## begin

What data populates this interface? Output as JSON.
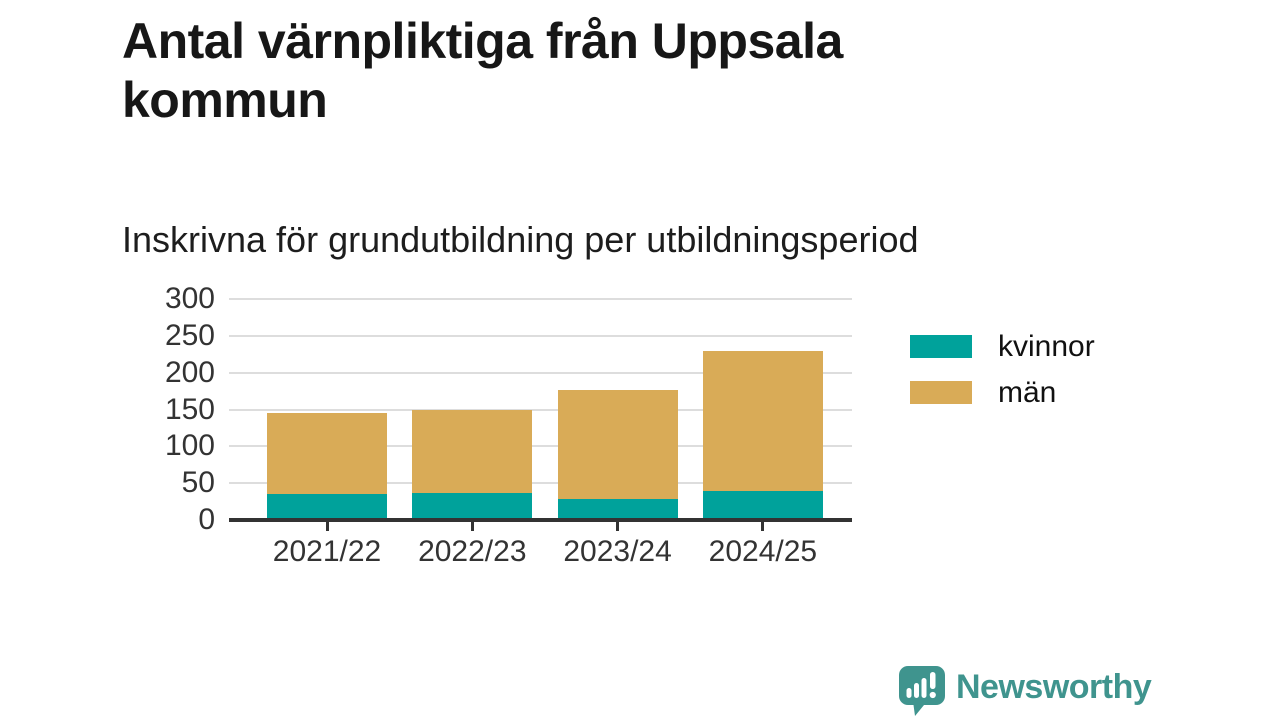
{
  "header": {
    "title": "Antal värnpliktiga från Uppsala kommun",
    "subtitle": "Inskrivna för grundutbildning per utbildningsperiod"
  },
  "chart_data": {
    "type": "bar",
    "stacked": true,
    "title": "Antal värnpliktiga från Uppsala kommun",
    "subtitle": "Inskrivna för grundutbildning per utbildningsperiod",
    "categories": [
      "2021/22",
      "2022/23",
      "2023/24",
      "2024/25"
    ],
    "series": [
      {
        "name": "kvinnor",
        "color": "#00a29b",
        "values": [
          35,
          37,
          29,
          40
        ]
      },
      {
        "name": "män",
        "color": "#d9ab57",
        "values": [
          110,
          113,
          148,
          190
        ]
      }
    ],
    "stack_totals": [
      145,
      150,
      177,
      230
    ],
    "xlabel": "",
    "ylabel": "",
    "ylim": [
      0,
      300
    ],
    "yticks": [
      0,
      50,
      100,
      150,
      200,
      250,
      300
    ],
    "grid": "horizontal",
    "gridline_color": "#dddddd",
    "axis_color": "#333333",
    "legend_position": "right-of-plot"
  },
  "legend": {
    "items": [
      {
        "label": "kvinnor",
        "color": "#00a29b"
      },
      {
        "label": "män",
        "color": "#d9ab57"
      }
    ]
  },
  "footer": {
    "brand": "Newsworthy",
    "brand_color": "#3f948e",
    "logo_icon": "bar-chart-speech-bubble-icon"
  }
}
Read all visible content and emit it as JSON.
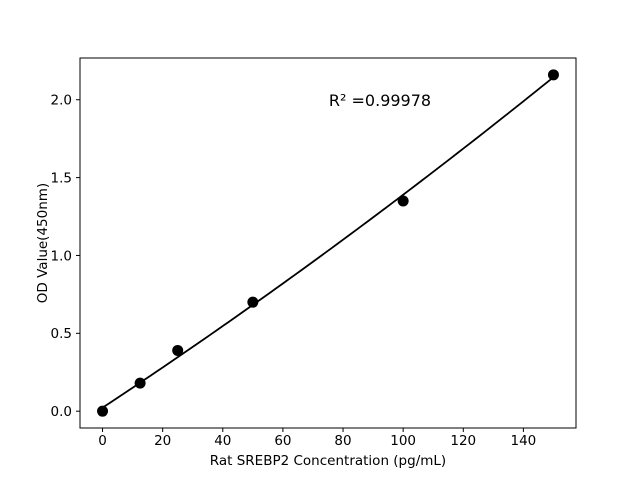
{
  "figure": {
    "background_color": "#ffffff",
    "foreground_color": "#000000"
  },
  "chart_data": {
    "type": "scatter",
    "title": "",
    "xlabel": "Rat SREBP2 Concentration (pg/mL)",
    "ylabel": "OD Value(450nm)",
    "annotation": "R² =0.99978",
    "series": [
      {
        "name": "standard-points",
        "x": [
          0,
          12.5,
          25,
          50,
          100,
          150
        ],
        "y": [
          0.0,
          0.18,
          0.39,
          0.7,
          1.35,
          2.16
        ],
        "marker": "filled-circle",
        "color": "#000000"
      }
    ],
    "fit_curve": {
      "type": "quadratic",
      "coefficients": {
        "c0": 0.0225,
        "c1": 0.012724,
        "c2": 9.5e-06
      },
      "x_start": 0,
      "x_end": 150,
      "color": "#000000"
    },
    "xticks": [
      0,
      20,
      40,
      60,
      80,
      100,
      120,
      140
    ],
    "xtick_labels": [
      "0",
      "20",
      "40",
      "60",
      "80",
      "100",
      "120",
      "140"
    ],
    "yticks": [
      0.0,
      0.5,
      1.0,
      1.5,
      2.0
    ],
    "ytick_labels": [
      "0.0",
      "0.5",
      "1.0",
      "1.5",
      "2.0"
    ],
    "xlim": [
      -7.5,
      157.5
    ],
    "ylim": [
      -0.108,
      2.268
    ],
    "grid": false,
    "legend": "none"
  }
}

## end

→ TASK TO COMPLETE: Write every entry out again exactly, dropping the pictures.

→ EXERCISE SOLUTION:
What data populates this interface? Output as JSON.
{
  "header": {
    "title": "Antal värnpliktiga från Uppsala kommun",
    "subtitle": "Inskrivna för grundutbildning per utbildningsperiod"
  },
  "chart_data": {
    "type": "bar",
    "stacked": true,
    "title": "Antal värnpliktiga från Uppsala kommun",
    "subtitle": "Inskrivna för grundutbildning per utbildningsperiod",
    "categories": [
      "2021/22",
      "2022/23",
      "2023/24",
      "2024/25"
    ],
    "series": [
      {
        "name": "kvinnor",
        "color": "#00a29b",
        "values": [
          35,
          37,
          29,
          40
        ]
      },
      {
        "name": "män",
        "color": "#d9ab57",
        "values": [
          110,
          113,
          148,
          190
        ]
      }
    ],
    "stack_totals": [
      145,
      150,
      177,
      230
    ],
    "xlabel": "",
    "ylabel": "",
    "ylim": [
      0,
      300
    ],
    "yticks": [
      0,
      50,
      100,
      150,
      200,
      250,
      300
    ],
    "grid": "horizontal",
    "gridline_color": "#dddddd",
    "axis_color": "#333333",
    "legend_position": "right-of-plot"
  },
  "legend": {
    "items": [
      {
        "label": "kvinnor",
        "color": "#00a29b"
      },
      {
        "label": "män",
        "color": "#d9ab57"
      }
    ]
  },
  "footer": {
    "brand": "Newsworthy",
    "brand_color": "#3f948e",
    "logo_icon": "bar-chart-speech-bubble-icon"
  }
}
Read all visible content and emit it as JSON.
{
  "figure": {
    "background_color": "#ffffff",
    "foreground_color": "#000000"
  },
  "chart_data": {
    "type": "scatter",
    "title": "",
    "xlabel": "Rat SREBP2 Concentration (pg/mL)",
    "ylabel": "OD Value(450nm)",
    "annotation": "R² =0.99978",
    "series": [
      {
        "name": "standard-points",
        "x": [
          0,
          12.5,
          25,
          50,
          100,
          150
        ],
        "y": [
          0.0,
          0.18,
          0.39,
          0.7,
          1.35,
          2.16
        ],
        "marker": "filled-circle",
        "color": "#000000"
      }
    ],
    "fit_curve": {
      "type": "quadratic",
      "coefficients": {
        "c0": 0.0225,
        "c1": 0.012724,
        "c2": 9.5e-06
      },
      "x_start": 0,
      "x_end": 150,
      "color": "#000000"
    },
    "xticks": [
      0,
      20,
      40,
      60,
      80,
      100,
      120,
      140
    ],
    "xtick_labels": [
      "0",
      "20",
      "40",
      "60",
      "80",
      "100",
      "120",
      "140"
    ],
    "yticks": [
      0.0,
      0.5,
      1.0,
      1.5,
      2.0
    ],
    "ytick_labels": [
      "0.0",
      "0.5",
      "1.0",
      "1.5",
      "2.0"
    ],
    "xlim": [
      -7.5,
      157.5
    ],
    "ylim": [
      -0.108,
      2.268
    ],
    "grid": false,
    "legend": "none"
  }
}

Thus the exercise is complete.